• [Task requirements]
1. Write out, word for word, the stretch of the article on Dr. Jaques from "Inevitably, the Jaques" through "or Deltas ourselves?".
2. In the article on Dr. Jaques, who publishes his books, and from where?

• [Article]

--- --- ---

Inevitably, the Jaques work makes one think of the Alphas, Betas, Gammas, Deltas, and Epsilons — the people bred for different levels of competence — in Aldous Huxley's Brave New World. The analogy to Huxley's nightmare stratification may be unfair, but it's particularly hard to shake for those of us who are corporate high achievers. In our bleak nights of private despair, we must always wonder: Would we even want to be part of a company organized according to true competence, a company in which we couldn't flatter or bull our way up the hierarchy? And if we were in such a company, would we be Alphas, Betas, or Deltas ourselves?

Loyal Following
Dr. Jaques tends to stick closely to the people who work with him. His wife, human resources consultant Kathryn Cason, publishes his books out of an office in Gloucester, Mass. His daughter illustrates them. His clients tend to stay with him for years, even when they switch companies. Besides Jerry Harvey, Dr. Jaques's associates include Betsy Watson, formerly the chief of police in Austin and then in Houston; Shell Oil internal consultant Bill Brenneman; and Tom Helton, a former Whirlpool human resources executive who is now a vice president at a $4 billion Fortune 500 company called United Stationers Inc. When asked why they hooked up with the requisite approach, they almost always say the same thing: Nothing else gave them a way to deal with the frustrations and futility of the conventional organizations where they had worked.

And then nearly all of them volunteer a startling fact: They speak to Dr. Jaques by phone almost every day. You'd search a long time to find another management pundit who inspires such reverence. The late "quality management guru" Dr. W. Edwards Deming was in fact one of the few thinkers for whom Dr. Jaques professes grudging admiration. But where Dr. Deming thundered at his CEO clients, "You're responsible for poor quality!" and walked out on them when he felt they weren't listening, Dr. Jaques has a different way of irritating people. He looks at them sideways, with a cherubic half-smile, and offers them a kind of patronizing commiseration for the state of their confusion. Or he falls into conversational games with them, toying with them in a schoolmasterish fashion, as if he can't help mentally ticking off demerits when they fail to measure up. Like Dr. Deming, he is occasionally overcome by outrage at the thought of organizations today. When I paraphrased him as saying that most conventional management approaches were irrelevant and obsolete, he replied, "That's not it. They're abusive and dysfunctional."

Although Dr. Jaques has consulted with dozens of companies and government agencies since the 1950s, and although his ideas have been spelled out at least since 1987 (when the first edition of Requisite Organization was published), no organization has put his ideas completely into practice. He considers it a great step forward that, in the last year or two, a half-dozen organizations have begun. Besides United Stationers, these include two major Canadian corporations, the Bank of Montreal and Hydro One Inc. (formerly Ontario Hydro Services Company), both of which went public with Dr. Jaques in a recent Toronto Star article; and the police departments of Oakland, Calif., and Washington, D.C.

--- --- ---

• [Data supplied]
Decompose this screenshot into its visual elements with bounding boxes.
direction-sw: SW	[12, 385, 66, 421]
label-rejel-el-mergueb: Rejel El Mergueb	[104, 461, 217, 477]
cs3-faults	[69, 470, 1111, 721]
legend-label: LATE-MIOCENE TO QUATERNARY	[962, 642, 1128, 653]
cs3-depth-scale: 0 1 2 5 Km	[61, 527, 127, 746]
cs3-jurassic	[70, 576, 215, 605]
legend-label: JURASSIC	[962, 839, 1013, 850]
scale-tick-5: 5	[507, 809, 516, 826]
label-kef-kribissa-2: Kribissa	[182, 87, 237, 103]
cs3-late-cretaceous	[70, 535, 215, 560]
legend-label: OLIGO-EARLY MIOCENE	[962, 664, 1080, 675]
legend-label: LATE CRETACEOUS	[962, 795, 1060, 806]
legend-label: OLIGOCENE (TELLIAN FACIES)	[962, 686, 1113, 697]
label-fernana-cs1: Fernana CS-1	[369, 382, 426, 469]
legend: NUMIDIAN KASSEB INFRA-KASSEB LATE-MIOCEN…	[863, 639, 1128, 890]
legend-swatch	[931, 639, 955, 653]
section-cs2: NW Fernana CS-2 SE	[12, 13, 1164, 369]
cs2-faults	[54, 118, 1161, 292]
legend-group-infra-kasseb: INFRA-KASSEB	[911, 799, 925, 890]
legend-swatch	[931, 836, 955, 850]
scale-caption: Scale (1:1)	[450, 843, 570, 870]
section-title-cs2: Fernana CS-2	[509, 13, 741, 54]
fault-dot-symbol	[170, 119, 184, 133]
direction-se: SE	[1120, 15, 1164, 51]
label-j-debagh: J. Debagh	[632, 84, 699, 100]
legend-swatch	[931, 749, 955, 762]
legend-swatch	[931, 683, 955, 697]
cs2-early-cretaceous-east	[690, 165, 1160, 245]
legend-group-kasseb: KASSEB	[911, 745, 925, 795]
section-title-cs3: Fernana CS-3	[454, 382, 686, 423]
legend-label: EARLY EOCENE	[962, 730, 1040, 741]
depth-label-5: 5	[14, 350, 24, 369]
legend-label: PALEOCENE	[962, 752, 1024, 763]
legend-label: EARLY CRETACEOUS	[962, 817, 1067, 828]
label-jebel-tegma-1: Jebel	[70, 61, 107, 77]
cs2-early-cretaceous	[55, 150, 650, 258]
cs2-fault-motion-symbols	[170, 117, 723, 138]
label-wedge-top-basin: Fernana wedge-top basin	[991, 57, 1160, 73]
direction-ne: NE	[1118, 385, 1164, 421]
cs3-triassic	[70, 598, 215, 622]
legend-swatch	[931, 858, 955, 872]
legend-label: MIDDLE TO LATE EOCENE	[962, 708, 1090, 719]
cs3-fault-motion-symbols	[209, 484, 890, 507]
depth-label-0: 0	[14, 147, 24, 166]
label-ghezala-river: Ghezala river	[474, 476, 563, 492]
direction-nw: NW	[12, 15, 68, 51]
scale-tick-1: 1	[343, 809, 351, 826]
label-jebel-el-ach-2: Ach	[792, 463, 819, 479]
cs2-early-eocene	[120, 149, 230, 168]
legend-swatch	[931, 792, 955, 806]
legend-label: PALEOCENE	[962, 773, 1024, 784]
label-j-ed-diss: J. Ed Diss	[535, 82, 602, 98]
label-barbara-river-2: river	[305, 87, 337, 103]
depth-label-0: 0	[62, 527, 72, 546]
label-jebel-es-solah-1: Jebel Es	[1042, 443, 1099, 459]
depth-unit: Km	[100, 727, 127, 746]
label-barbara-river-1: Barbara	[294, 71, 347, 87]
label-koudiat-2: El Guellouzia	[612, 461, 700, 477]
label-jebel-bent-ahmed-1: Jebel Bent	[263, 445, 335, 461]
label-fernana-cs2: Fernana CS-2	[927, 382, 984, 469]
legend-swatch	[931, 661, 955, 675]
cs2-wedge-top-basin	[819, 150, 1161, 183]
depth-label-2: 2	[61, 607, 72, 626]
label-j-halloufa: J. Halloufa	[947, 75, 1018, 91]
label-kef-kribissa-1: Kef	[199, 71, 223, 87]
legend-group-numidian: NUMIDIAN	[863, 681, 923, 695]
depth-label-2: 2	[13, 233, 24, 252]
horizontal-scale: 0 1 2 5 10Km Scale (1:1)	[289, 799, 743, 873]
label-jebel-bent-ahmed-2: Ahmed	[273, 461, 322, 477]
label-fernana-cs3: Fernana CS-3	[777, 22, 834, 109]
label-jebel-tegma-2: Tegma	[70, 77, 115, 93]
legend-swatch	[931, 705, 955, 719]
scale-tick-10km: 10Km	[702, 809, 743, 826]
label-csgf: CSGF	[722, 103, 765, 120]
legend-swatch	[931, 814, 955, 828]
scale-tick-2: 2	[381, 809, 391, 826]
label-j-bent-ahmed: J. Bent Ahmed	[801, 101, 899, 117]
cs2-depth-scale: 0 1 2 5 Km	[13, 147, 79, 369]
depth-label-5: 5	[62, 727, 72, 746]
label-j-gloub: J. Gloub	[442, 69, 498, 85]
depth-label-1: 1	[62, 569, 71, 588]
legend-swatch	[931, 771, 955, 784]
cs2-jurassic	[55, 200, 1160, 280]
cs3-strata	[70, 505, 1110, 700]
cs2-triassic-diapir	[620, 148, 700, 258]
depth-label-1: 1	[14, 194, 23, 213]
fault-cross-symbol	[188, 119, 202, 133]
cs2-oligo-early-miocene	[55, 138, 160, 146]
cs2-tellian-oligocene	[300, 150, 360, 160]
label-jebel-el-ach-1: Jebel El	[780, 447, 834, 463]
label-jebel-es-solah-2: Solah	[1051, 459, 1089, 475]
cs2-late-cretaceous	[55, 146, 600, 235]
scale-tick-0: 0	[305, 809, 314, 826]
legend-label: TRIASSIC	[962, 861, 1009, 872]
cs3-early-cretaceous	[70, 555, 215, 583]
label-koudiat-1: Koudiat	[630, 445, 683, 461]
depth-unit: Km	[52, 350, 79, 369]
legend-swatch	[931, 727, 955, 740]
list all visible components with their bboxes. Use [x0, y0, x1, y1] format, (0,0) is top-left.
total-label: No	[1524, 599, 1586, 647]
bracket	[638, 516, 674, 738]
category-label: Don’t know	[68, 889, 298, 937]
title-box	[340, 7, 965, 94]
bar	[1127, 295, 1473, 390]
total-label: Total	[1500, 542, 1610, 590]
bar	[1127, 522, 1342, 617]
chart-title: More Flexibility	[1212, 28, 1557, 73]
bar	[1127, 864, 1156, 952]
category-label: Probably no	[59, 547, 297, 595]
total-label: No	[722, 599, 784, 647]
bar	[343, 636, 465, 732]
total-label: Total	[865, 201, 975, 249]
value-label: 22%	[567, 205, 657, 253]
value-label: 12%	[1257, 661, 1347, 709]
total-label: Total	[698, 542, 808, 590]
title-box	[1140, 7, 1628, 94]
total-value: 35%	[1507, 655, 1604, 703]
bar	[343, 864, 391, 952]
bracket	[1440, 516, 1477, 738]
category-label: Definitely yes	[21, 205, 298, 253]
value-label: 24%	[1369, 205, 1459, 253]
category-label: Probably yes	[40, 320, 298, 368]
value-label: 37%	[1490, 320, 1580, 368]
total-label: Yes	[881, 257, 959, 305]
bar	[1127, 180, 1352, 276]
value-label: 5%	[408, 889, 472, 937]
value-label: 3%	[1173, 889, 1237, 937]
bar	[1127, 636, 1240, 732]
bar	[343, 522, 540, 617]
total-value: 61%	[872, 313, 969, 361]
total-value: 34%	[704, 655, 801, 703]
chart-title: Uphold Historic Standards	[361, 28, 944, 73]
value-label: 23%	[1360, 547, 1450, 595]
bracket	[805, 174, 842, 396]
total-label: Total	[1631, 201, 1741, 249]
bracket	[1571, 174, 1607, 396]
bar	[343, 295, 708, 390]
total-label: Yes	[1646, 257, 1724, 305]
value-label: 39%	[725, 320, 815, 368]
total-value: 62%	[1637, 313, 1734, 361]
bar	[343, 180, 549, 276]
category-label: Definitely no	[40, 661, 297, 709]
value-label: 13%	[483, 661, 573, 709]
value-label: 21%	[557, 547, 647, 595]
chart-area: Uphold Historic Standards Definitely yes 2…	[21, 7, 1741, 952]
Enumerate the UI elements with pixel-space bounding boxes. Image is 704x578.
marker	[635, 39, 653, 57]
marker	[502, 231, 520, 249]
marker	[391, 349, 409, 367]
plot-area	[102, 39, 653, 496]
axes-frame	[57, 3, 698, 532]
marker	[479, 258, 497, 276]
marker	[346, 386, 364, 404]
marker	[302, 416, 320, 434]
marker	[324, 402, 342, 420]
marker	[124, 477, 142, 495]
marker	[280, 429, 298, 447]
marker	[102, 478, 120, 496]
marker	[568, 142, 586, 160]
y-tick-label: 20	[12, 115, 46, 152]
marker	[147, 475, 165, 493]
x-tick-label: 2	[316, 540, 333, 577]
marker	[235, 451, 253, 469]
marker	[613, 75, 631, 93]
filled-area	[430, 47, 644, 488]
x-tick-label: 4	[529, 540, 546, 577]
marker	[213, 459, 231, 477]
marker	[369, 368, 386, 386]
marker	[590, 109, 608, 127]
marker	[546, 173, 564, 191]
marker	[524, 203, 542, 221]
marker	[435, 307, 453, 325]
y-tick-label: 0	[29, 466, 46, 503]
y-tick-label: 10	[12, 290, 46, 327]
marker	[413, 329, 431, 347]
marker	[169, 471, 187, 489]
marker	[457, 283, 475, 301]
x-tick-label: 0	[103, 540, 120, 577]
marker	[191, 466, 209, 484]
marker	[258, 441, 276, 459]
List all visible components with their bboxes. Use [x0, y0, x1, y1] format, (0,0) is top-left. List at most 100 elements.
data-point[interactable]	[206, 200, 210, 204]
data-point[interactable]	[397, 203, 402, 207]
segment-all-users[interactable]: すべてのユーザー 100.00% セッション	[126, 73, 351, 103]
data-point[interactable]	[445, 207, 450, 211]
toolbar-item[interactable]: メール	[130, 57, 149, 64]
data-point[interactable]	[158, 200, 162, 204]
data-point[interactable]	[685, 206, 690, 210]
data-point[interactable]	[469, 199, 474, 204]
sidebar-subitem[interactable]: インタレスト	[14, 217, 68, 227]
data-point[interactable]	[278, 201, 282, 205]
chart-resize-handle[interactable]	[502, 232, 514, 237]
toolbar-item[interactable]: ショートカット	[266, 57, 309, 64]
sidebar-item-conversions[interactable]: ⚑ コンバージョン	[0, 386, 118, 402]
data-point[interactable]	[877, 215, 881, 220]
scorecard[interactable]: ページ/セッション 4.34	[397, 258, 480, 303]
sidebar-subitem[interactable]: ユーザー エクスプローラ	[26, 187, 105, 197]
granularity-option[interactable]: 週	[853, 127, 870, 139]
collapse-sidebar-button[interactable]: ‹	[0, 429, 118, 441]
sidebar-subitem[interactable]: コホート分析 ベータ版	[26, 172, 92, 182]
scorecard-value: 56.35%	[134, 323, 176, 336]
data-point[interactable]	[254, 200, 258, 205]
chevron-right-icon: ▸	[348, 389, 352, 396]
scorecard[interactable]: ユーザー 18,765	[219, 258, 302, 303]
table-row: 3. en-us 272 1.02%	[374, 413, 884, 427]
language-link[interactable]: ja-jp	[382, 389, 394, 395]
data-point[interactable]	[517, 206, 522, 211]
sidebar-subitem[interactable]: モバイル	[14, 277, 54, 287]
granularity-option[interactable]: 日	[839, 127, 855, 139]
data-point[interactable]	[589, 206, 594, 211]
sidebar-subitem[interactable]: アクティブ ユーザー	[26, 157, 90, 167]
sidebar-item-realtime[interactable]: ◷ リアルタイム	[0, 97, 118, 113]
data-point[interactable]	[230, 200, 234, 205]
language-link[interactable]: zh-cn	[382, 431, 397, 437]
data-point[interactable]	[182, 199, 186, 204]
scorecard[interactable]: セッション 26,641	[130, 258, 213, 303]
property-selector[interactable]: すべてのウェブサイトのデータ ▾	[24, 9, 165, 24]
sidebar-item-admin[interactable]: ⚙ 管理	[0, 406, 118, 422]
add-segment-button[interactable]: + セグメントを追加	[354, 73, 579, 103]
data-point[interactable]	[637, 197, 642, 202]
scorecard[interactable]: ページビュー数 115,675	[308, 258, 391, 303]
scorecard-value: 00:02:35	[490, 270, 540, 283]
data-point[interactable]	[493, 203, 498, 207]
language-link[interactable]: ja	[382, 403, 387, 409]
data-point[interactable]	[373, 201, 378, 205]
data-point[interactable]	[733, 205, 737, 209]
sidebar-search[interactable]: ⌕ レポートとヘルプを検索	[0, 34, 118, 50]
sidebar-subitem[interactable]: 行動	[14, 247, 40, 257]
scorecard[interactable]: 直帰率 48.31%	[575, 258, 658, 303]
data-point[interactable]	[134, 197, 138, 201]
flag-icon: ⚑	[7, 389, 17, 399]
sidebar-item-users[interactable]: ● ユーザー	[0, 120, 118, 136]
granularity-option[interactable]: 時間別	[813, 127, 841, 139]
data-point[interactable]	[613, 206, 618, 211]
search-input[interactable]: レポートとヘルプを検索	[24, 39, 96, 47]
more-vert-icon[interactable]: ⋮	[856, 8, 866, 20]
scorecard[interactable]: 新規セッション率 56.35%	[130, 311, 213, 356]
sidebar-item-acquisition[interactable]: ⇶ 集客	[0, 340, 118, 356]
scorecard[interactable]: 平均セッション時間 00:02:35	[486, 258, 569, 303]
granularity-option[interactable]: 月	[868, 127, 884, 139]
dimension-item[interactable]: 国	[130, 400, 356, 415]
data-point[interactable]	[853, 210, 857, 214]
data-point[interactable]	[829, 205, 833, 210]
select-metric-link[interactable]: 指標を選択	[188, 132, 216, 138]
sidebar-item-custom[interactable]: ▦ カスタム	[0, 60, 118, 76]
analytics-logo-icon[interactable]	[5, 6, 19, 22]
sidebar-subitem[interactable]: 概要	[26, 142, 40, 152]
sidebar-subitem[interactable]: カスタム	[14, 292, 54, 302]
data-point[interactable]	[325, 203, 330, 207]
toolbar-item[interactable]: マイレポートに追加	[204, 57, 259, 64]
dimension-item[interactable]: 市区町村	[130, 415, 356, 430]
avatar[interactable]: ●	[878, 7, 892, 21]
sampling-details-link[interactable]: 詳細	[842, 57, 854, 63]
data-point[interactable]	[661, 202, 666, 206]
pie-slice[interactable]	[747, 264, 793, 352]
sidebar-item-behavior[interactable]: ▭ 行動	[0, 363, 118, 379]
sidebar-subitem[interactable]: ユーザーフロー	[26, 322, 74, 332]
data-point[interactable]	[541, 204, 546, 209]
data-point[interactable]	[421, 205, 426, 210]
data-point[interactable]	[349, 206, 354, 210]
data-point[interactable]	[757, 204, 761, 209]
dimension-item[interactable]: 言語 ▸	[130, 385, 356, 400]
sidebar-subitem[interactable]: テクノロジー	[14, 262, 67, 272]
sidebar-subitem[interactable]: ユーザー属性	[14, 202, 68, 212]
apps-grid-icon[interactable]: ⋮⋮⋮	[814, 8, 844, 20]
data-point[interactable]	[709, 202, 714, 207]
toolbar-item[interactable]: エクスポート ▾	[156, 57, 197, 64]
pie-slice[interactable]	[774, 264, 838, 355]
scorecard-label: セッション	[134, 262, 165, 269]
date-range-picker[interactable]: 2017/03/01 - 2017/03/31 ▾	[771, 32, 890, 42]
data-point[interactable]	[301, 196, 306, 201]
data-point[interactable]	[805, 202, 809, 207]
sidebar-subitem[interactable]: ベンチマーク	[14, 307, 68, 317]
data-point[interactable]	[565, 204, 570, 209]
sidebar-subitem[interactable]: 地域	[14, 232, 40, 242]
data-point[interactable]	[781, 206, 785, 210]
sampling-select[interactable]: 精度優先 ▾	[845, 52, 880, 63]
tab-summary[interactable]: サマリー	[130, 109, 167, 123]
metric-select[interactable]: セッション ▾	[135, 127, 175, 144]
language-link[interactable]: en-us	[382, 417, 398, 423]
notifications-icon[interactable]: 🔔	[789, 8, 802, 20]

--- --- ---

• [The results]
1.
Inevitably, the Jaques work makes one think of the Alphas, Betas, Gammas, Deltas, and Epsilons — the people bred for different levels of competence — in Aldous Huxley's Brave New World. The analogy to Huxley's nightmare stratification may be unfair, but it's particularly hard to shake for those of us who are corporate high achievers. In our bleak nights of private despair, we must always wonder: Would we even want to be part of a company organized according to true competence, a company in which we couldn't flatter or bull our way up the hierarchy? And if we were in such a company, would we be Alphas, Betas, or Deltas ourselves?

2. His wife, human resources consultant Kathryn Cason, publishes them out of an office in Gloucester, Mass.